* _AIM OF THE EXERCISE_
Reproduce all of the data word for word.

* _DATA FOR PROCESSING_

┌──

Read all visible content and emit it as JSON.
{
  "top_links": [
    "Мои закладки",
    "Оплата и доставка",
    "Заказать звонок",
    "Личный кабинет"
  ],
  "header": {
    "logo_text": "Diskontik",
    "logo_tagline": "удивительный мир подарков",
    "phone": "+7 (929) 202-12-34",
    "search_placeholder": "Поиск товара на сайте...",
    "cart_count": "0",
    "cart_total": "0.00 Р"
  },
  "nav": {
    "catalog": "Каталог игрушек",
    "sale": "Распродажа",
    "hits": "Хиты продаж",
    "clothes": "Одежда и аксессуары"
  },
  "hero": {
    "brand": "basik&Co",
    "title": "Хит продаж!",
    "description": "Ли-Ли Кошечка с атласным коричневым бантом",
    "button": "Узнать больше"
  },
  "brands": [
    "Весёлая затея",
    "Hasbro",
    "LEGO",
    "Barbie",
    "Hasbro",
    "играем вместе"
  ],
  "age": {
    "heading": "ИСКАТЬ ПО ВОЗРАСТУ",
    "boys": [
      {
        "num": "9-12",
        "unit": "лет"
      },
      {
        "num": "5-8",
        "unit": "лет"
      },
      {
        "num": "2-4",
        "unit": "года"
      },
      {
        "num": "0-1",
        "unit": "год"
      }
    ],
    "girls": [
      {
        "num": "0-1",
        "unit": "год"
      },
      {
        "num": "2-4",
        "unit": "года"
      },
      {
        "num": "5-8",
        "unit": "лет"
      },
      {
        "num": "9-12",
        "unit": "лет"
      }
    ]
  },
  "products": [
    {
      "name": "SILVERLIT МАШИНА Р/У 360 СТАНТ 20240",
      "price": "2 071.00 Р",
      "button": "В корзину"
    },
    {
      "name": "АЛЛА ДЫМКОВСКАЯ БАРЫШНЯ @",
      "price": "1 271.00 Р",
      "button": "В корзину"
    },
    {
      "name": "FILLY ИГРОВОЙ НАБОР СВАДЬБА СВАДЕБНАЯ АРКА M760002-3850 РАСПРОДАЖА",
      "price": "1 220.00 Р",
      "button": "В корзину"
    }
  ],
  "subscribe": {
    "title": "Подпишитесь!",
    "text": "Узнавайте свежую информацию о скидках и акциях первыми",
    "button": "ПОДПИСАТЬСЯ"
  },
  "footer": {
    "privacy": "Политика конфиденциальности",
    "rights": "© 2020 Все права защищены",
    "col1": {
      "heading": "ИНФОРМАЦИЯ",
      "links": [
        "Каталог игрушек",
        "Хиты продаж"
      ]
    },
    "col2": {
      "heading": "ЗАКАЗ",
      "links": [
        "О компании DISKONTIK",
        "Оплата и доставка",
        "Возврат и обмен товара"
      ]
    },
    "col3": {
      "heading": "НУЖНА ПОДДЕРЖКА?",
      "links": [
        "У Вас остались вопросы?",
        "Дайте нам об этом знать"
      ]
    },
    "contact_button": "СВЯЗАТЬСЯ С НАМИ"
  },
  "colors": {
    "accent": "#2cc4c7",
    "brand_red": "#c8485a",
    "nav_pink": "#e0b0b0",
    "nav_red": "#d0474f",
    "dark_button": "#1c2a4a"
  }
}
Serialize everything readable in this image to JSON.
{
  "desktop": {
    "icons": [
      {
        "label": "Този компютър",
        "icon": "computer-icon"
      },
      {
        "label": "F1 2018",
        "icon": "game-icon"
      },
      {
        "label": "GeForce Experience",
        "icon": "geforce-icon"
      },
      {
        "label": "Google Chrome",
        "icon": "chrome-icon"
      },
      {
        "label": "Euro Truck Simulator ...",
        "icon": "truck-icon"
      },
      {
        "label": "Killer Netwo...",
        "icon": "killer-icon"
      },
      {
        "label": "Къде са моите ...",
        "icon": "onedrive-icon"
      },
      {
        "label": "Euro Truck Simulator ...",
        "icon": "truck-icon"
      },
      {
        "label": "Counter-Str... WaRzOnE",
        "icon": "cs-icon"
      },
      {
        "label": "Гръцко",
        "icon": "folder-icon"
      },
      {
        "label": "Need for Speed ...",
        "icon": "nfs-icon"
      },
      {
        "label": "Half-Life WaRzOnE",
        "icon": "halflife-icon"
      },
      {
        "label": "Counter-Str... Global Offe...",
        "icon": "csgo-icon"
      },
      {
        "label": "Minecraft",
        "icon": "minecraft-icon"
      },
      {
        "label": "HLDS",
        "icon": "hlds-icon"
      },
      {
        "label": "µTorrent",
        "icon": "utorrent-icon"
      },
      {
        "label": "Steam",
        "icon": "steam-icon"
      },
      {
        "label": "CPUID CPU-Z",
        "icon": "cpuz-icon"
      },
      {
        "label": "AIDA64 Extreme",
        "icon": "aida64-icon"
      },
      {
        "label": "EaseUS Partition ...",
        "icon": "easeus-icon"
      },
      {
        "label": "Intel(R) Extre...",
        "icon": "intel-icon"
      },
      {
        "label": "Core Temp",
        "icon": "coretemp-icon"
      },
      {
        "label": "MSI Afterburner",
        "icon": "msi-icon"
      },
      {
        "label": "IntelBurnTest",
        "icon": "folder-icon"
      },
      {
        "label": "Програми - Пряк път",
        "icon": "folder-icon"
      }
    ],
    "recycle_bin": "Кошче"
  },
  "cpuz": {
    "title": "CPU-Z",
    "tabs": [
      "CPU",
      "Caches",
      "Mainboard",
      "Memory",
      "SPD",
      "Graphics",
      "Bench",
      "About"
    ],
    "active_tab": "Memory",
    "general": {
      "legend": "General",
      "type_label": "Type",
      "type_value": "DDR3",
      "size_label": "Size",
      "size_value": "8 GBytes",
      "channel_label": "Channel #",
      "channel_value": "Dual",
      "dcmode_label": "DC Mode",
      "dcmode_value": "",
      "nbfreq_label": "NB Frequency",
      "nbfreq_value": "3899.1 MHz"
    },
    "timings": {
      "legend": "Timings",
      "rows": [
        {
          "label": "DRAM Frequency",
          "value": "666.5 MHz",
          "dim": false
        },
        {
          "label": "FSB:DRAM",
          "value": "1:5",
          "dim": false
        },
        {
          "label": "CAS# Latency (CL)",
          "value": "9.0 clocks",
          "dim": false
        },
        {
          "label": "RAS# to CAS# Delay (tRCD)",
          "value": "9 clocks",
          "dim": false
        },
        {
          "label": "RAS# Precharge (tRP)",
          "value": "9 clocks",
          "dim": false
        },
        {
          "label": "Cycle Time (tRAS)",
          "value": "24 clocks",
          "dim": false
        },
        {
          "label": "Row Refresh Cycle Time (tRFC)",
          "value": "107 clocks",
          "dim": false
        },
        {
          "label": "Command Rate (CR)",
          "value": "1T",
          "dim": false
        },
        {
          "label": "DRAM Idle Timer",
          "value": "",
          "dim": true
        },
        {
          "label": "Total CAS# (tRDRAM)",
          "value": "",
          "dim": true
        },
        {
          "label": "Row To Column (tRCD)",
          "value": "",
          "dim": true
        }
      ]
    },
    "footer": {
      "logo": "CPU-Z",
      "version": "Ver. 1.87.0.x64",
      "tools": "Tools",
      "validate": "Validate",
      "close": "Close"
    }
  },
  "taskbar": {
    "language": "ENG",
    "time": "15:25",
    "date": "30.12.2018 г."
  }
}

└──

* _TASK ANSWER_
Read all visible content and emit it as JSON.
{
  "top_links": [
    "Мои закладки",
    "Оплата и доставка",
    "Заказать звонок",
    "Личный кабинет"
  ],
  "header": {
    "logo_text": "Diskontik",
    "logo_tagline": "удивительный мир подарков",
    "phone": "+7 (929) 202-12-34",
    "search_placeholder": "Поиск товара на сайте...",
    "cart_count": "0",
    "cart_total": "0.00 Р"
  },
  "nav": {
    "catalog": "Каталог игрушек",
    "sale": "Распродажа",
    "hits": "Хиты продаж",
    "clothes": "Одежда и аксессуары"
  },
  "hero": {
    "brand": "basik&Co",
    "title": "Хит продаж!",
    "description": "Ли-Ли Кошечка с атласным коричневым бантом",
    "button": "Узнать больше"
  },
  "brands": [
    "Весёлая затея",
    "Hasbro",
    "LEGO",
    "Barbie",
    "Hasbro",
    "играем вместе"
  ],
  "age": {
    "heading": "ИСКАТЬ ПО ВОЗРАСТУ",
    "boys": [
      {
        "num": "9-12",
        "unit": "лет"
      },
      {
        "num": "5-8",
        "unit": "лет"
      },
      {
        "num": "2-4",
        "unit": "года"
      },
      {
        "num": "0-1",
        "unit": "год"
      }
    ],
    "girls": [
      {
        "num": "0-1",
        "unit": "год"
      },
      {
        "num": "2-4",
        "unit": "года"
      },
      {
        "num": "5-8",
        "unit": "лет"
      },
      {
        "num": "9-12",
        "unit": "лет"
      }
    ]
  },
  "products": [
    {
      "name": "SILVERLIT МАШИНА Р/У 360 СТАНТ 20240",
      "price": "2 071.00 Р",
      "button": "В корзину"
    },
    {
      "name": "АЛЛА ДЫМКОВСКАЯ БАРЫШНЯ @",
      "price": "1 271.00 Р",
      "button": "В корзину"
    },
    {
      "name": "FILLY ИГРОВОЙ НАБОР СВАДЬБА СВАДЕБНАЯ АРКА M760002-3850 РАСПРОДАЖА",
      "price": "1 220.00 Р",
      "button": "В корзину"
    }
  ],
  "subscribe": {
    "title": "Подпишитесь!",
    "text": "Узнавайте свежую информацию о скидках и акциях первыми",
    "button": "ПОДПИСАТЬСЯ"
  },
  "footer": {
    "privacy": "Политика конфиденциальности",
    "rights": "© 2020 Все права защищены",
    "col1": {
      "heading": "ИНФОРМАЦИЯ",
      "links": [
        "Каталог игрушек",
        "Хиты продаж"
      ]
    },
    "col2": {
      "heading": "ЗАКАЗ",
      "links": [
        "О компании DISKONTIK",
        "Оплата и доставка",
        "Возврат и обмен товара"
      ]
    },
    "col3": {
      "heading": "НУЖНА ПОДДЕРЖКА?",
      "links": [
        "У Вас остались вопросы?",
        "Дайте нам об этом знать"
      ]
    },
    "contact_button": "СВЯЗАТЬСЯ С НАМИ"
  },
  "colors": {
    "accent": "#2cc4c7",
    "brand_red": "#c8485a",
    "nav_pink": "#e0b0b0",
    "nav_red": "#d0474f",
    "dark_button": "#1c2a4a"
  }
}
Serialize everything readable in this image to JSON.
{
  "desktop": {
    "icons": [
      {
        "label": "Този компютър",
        "icon": "computer-icon"
      },
      {
        "label": "F1 2018",
        "icon": "game-icon"
      },
      {
        "label": "GeForce Experience",
        "icon": "geforce-icon"
      },
      {
        "label": "Google Chrome",
        "icon": "chrome-icon"
      },
      {
        "label": "Euro Truck Simulator ...",
        "icon": "truck-icon"
      },
      {
        "label": "Killer Netwo...",
        "icon": "killer-icon"
      },
      {
        "label": "Къде са моите ...",
        "icon": "onedrive-icon"
      },
      {
        "label": "Euro Truck Simulator ...",
        "icon": "truck-icon"
      },
      {
        "label": "Counter-Str... WaRzOnE",
        "icon": "cs-icon"
      },
      {
        "label": "Гръцко",
        "icon": "folder-icon"
      },
      {
        "label": "Need for Speed ...",
        "icon": "nfs-icon"
      },
      {
        "label": "Half-Life WaRzOnE",
        "icon": "halflife-icon"
      },
      {
        "label": "Counter-Str... Global Offe...",
        "icon": "csgo-icon"
      },
      {
        "label": "Minecraft",
        "icon": "minecraft-icon"
      },
      {
        "label": "HLDS",
        "icon": "hlds-icon"
      },
      {
        "label": "µTorrent",
        "icon": "utorrent-icon"
      },
      {
        "label": "Steam",
        "icon": "steam-icon"
      },
      {
        "label": "CPUID CPU-Z",
        "icon": "cpuz-icon"
      },
      {
        "label": "AIDA64 Extreme",
        "icon": "aida64-icon"
      },
      {
        "label": "EaseUS Partition ...",
        "icon": "easeus-icon"
      },
      {
        "label": "Intel(R) Extre...",
        "icon": "intel-icon"
      },
      {
        "label": "Core Temp",
        "icon": "coretemp-icon"
      },
      {
        "label": "MSI Afterburner",
        "icon": "msi-icon"
      },
      {
        "label": "IntelBurnTest",
        "icon": "folder-icon"
      },
      {
        "label": "Програми - Пряк път",
        "icon": "folder-icon"
      }
    ],
    "recycle_bin": "Кошче"
  },
  "cpuz": {
    "title": "CPU-Z",
    "tabs": [
      "CPU",
      "Caches",
      "Mainboard",
      "Memory",
      "SPD",
      "Graphics",
      "Bench",
      "About"
    ],
    "active_tab": "Memory",
    "general": {
      "legend": "General",
      "type_label": "Type",
      "type_value": "DDR3",
      "size_label": "Size",
      "size_value": "8 GBytes",
      "channel_label": "Channel #",
      "channel_value": "Dual",
      "dcmode_label": "DC Mode",
      "dcmode_value": "",
      "nbfreq_label": "NB Frequency",
      "nbfreq_value": "3899.1 MHz"
    },
    "timings": {
      "legend": "Timings",
      "rows": [
        {
          "label": "DRAM Frequency",
          "value": "666.5 MHz",
          "dim": false
        },
        {
          "label": "FSB:DRAM",
          "value": "1:5",
          "dim": false
        },
        {
          "label": "CAS# Latency (CL)",
          "value": "9.0 clocks",
          "dim": false
        },
        {
          "label": "RAS# to CAS# Delay (tRCD)",
          "value": "9 clocks",
          "dim": false
        },
        {
          "label": "RAS# Precharge (tRP)",
          "value": "9 clocks",
          "dim": false
        },
        {
          "label": "Cycle Time (tRAS)",
          "value": "24 clocks",
          "dim": false
        },
        {
          "label": "Row Refresh Cycle Time (tRFC)",
          "value": "107 clocks",
          "dim": false
        },
        {
          "label": "Command Rate (CR)",
          "value": "1T",
          "dim": false
        },
        {
          "label": "DRAM Idle Timer",
          "value": "",
          "dim": true
        },
        {
          "label": "Total CAS# (tRDRAM)",
          "value": "",
          "dim": true
        },
        {
          "label": "Row To Column (tRCD)",
          "value": "",
          "dim": true
        }
      ]
    },
    "footer": {
      "logo": "CPU-Z",
      "version": "Ver. 1.87.0.x64",
      "tools": "Tools",
      "validate": "Validate",
      "close": "Close"
    }
  },
  "taskbar": {
    "language": "ENG",
    "time": "15:25",
    "date": "30.12.2018 г."
  }
}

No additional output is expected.